* [Exercise prompt]:
Print all of the data exactly.

* [Extracted entries]:
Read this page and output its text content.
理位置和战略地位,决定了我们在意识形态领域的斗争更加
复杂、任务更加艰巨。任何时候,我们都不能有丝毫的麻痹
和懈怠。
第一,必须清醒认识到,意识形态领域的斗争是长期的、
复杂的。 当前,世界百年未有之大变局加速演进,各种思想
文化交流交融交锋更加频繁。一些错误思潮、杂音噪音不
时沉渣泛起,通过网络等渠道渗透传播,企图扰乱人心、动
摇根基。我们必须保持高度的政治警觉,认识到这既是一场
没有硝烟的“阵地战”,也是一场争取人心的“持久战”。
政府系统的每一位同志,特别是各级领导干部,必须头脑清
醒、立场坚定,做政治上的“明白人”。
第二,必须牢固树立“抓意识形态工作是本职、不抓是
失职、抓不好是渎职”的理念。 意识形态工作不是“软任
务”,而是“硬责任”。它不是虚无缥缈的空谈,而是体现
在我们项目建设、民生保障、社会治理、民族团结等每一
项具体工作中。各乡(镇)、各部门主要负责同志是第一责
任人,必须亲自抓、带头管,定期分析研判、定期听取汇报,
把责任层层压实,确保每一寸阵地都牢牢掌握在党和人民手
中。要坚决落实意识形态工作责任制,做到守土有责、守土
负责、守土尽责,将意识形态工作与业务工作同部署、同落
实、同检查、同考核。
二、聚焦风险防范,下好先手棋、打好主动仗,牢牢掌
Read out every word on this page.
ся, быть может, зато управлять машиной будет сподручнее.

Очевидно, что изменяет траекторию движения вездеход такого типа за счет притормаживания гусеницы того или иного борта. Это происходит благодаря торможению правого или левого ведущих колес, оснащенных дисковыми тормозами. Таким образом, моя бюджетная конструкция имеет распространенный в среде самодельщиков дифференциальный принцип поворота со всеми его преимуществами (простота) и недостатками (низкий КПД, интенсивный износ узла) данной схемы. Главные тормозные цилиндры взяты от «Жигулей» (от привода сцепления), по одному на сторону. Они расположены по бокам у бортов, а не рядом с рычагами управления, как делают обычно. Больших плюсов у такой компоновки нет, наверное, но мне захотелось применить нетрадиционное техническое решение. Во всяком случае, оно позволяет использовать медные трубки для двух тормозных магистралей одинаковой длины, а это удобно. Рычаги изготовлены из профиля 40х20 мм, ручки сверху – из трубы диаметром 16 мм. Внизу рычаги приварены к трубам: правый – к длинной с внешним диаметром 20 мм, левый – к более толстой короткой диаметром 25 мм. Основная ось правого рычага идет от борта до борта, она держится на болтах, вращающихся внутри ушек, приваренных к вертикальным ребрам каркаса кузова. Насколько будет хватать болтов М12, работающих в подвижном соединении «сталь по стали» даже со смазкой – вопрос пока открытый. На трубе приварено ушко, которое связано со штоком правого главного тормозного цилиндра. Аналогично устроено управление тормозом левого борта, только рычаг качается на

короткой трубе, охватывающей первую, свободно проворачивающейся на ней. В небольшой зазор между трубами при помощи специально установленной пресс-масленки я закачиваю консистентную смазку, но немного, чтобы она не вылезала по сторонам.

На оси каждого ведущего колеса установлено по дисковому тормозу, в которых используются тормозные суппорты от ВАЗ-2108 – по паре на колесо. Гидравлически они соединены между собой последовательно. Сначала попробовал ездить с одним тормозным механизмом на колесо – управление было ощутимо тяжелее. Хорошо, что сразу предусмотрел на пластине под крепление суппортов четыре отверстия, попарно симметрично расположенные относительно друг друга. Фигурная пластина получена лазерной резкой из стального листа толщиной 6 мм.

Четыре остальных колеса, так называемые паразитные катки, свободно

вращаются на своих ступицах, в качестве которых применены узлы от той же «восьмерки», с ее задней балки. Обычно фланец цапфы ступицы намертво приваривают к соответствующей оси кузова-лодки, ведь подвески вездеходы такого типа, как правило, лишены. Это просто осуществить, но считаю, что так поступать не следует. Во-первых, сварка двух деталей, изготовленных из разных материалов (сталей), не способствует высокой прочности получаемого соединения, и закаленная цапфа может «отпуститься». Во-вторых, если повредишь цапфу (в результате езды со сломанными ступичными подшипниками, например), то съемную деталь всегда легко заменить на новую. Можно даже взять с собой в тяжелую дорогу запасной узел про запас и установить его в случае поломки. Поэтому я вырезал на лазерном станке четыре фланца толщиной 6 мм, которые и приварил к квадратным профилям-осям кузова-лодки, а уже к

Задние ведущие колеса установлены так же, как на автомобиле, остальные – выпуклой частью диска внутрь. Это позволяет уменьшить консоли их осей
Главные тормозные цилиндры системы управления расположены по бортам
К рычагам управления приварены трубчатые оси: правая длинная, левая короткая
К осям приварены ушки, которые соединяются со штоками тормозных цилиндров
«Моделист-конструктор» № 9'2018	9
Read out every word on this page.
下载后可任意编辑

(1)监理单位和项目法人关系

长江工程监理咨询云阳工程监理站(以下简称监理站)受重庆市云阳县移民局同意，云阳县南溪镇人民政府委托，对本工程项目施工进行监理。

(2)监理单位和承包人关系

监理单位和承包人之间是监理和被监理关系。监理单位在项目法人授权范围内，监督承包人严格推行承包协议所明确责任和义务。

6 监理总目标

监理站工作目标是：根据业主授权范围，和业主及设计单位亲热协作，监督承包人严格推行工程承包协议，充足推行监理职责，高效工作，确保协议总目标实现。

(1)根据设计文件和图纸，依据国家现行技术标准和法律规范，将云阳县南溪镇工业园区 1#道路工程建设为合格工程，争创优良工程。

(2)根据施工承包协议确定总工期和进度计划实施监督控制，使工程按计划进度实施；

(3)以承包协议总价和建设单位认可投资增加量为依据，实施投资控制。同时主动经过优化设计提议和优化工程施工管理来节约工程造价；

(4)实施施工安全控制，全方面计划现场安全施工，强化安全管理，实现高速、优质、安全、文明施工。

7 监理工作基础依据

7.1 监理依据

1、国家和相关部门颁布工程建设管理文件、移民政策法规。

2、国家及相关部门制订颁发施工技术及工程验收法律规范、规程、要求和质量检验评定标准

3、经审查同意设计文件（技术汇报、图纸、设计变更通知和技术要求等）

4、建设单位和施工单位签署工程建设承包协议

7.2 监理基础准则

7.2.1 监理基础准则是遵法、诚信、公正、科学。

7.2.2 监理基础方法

* [Completed task]:
Read this page and output its text content.
理位置和战略地位,决定了我们在意识形态领域的斗争更加
复杂、任务更加艰巨。任何时候,我们都不能有丝毫的麻痹
和懈怠。
第一,必须清醒认识到,意识形态领域的斗争是长期的、
复杂的。 当前,世界百年未有之大变局加速演进,各种思想
文化交流交融交锋更加频繁。一些错误思潮、杂音噪音不
时沉渣泛起,通过网络等渠道渗透传播,企图扰乱人心、动
摇根基。我们必须保持高度的政治警觉,认识到这既是一场
没有硝烟的“阵地战”,也是一场争取人心的“持久战”。
政府系统的每一位同志,特别是各级领导干部,必须头脑清
醒、立场坚定,做政治上的“明白人”。
第二,必须牢固树立“抓意识形态工作是本职、不抓是
失职、抓不好是渎职”的理念。 意识形态工作不是“软任
务”,而是“硬责任”。它不是虚无缥缈的空谈,而是体现
在我们项目建设、民生保障、社会治理、民族团结等每一
项具体工作中。各乡(镇)、各部门主要负责同志是第一责
任人,必须亲自抓、带头管,定期分析研判、定期听取汇报,
把责任层层压实,确保每一寸阵地都牢牢掌握在党和人民手
中。要坚决落实意识形态工作责任制,做到守土有责、守土
负责、守土尽责,将意识形态工作与业务工作同部署、同落
实、同检查、同考核。
二、聚焦风险防范,下好先手棋、打好主动仗,牢牢掌
Read out every word on this page.
ся, быть может, зато управлять машиной будет сподручнее.

Очевидно, что изменяет траекторию движения вездеход такого типа за счет притормаживания гусеницы того или иного борта. Это происходит благодаря торможению правого или левого ведущих колес, оснащенных дисковыми тормозами. Таким образом, моя бюджетная конструкция имеет распространенный в среде самодельщиков дифференциальный принцип поворота со всеми его преимуществами (простота) и недостатками (низкий КПД, интенсивный износ узла) данной схемы. Главные тормозные цилиндры взяты от «Жигулей» (от привода сцепления), по одному на сторону. Они расположены по бокам у бортов, а не рядом с рычагами управления, как делают обычно. Больших плюсов у такой компоновки нет, наверное, но мне захотелось применить нетрадиционное техническое решение. Во всяком случае, оно позволяет использовать медные трубки для двух тормозных магистралей одинаковой длины, а это удобно. Рычаги изготовлены из профиля 40х20 мм, ручки сверху – из трубы диаметром 16 мм. Внизу рычаги приварены к трубам: правый – к длинной с внешним диаметром 20 мм, левый – к более толстой короткой диаметром 25 мм. Основная ось правого рычага идет от борта до борта, она держится на болтах, вращающихся внутри ушек, приваренных к вертикальным ребрам каркаса кузова. Насколько будет хватать болтов М12, работающих в подвижном соединении «сталь по стали» даже со смазкой – вопрос пока открытый. На трубе приварено ушко, которое связано со штоком правого главного тормозного цилиндра. Аналогично устроено управление тормозом левого борта, только рычаг качается на

короткой трубе, охватывающей первую, свободно проворачивающейся на ней. В небольшой зазор между трубами при помощи специально установленной пресс-масленки я закачиваю консистентную смазку, но немного, чтобы она не вылезала по сторонам.

На оси каждого ведущего колеса установлено по дисковому тормозу, в которых используются тормозные суппорты от ВАЗ-2108 – по паре на колесо. Гидравлически они соединены между собой последовательно. Сначала попробовал ездить с одним тормозным механизмом на колесо – управление было ощутимо тяжелее. Хорошо, что сразу предусмотрел на пластине под крепление суппортов четыре отверстия, попарно симметрично расположенные относительно друг друга. Фигурная пластина получена лазерной резкой из стального листа толщиной 6 мм.

Четыре остальных колеса, так называемые паразитные катки, свободно

вращаются на своих ступицах, в качестве которых применены узлы от той же «восьмерки», с ее задней балки. Обычно фланец цапфы ступицы намертво приваривают к соответствующей оси кузова-лодки, ведь подвески вездеходы такого типа, как правило, лишены. Это просто осуществить, но считаю, что так поступать не следует. Во-первых, сварка двух деталей, изготовленных из разных материалов (сталей), не способствует высокой прочности получаемого соединения, и закаленная цапфа может «отпуститься». Во-вторых, если повредишь цапфу (в результате езды со сломанными ступичными подшипниками, например), то съемную деталь всегда легко заменить на новую. Можно даже взять с собой в тяжелую дорогу запасной узел про запас и установить его в случае поломки. Поэтому я вырезал на лазерном станке четыре фланца толщиной 6 мм, которые и приварил к квадратным профилям-осям кузова-лодки, а уже к

Задние ведущие колеса установлены так же, как на автомобиле, остальные – выпуклой частью диска внутрь. Это позволяет уменьшить консоли их осей
Главные тормозные цилиндры системы управления расположены по бортам
К рычагам управления приварены трубчатые оси: правая длинная, левая короткая
К осям приварены ушки, которые соединяются со штоками тормозных цилиндров
«Моделист-конструктор» № 9'2018	9
Read out every word on this page.
下载后可任意编辑

(1)监理单位和项目法人关系

长江工程监理咨询云阳工程监理站(以下简称监理站)受重庆市云阳县移民局同意，云阳县南溪镇人民政府委托，对本工程项目施工进行监理。

(2)监理单位和承包人关系

监理单位和承包人之间是监理和被监理关系。监理单位在项目法人授权范围内，监督承包人严格推行承包协议所明确责任和义务。

6 监理总目标

监理站工作目标是：根据业主授权范围，和业主及设计单位亲热协作，监督承包人严格推行工程承包协议，充足推行监理职责，高效工作，确保协议总目标实现。

(1)根据设计文件和图纸，依据国家现行技术标准和法律规范，将云阳县南溪镇工业园区 1#道路工程建设为合格工程，争创优良工程。

(2)根据施工承包协议确定总工期和进度计划实施监督控制，使工程按计划进度实施；

(3)以承包协议总价和建设单位认可投资增加量为依据，实施投资控制。同时主动经过优化设计提议和优化工程施工管理来节约工程造价；

(4)实施施工安全控制，全方面计划现场安全施工，强化安全管理，实现高速、优质、安全、文明施工。

7 监理工作基础依据

7.1 监理依据

1、国家和相关部门颁布工程建设管理文件、移民政策法规。

2、国家及相关部门制订颁发施工技术及工程验收法律规范、规程、要求和质量检验评定标准

3、经审查同意设计文件（技术汇报、图纸、设计变更通知和技术要求等）

4、建设单位和施工单位签署工程建设承包协议

7.2 监理基础准则

7.2.1 监理基础准则是遵法、诚信、公正、科学。

7.2.2 监理基础方法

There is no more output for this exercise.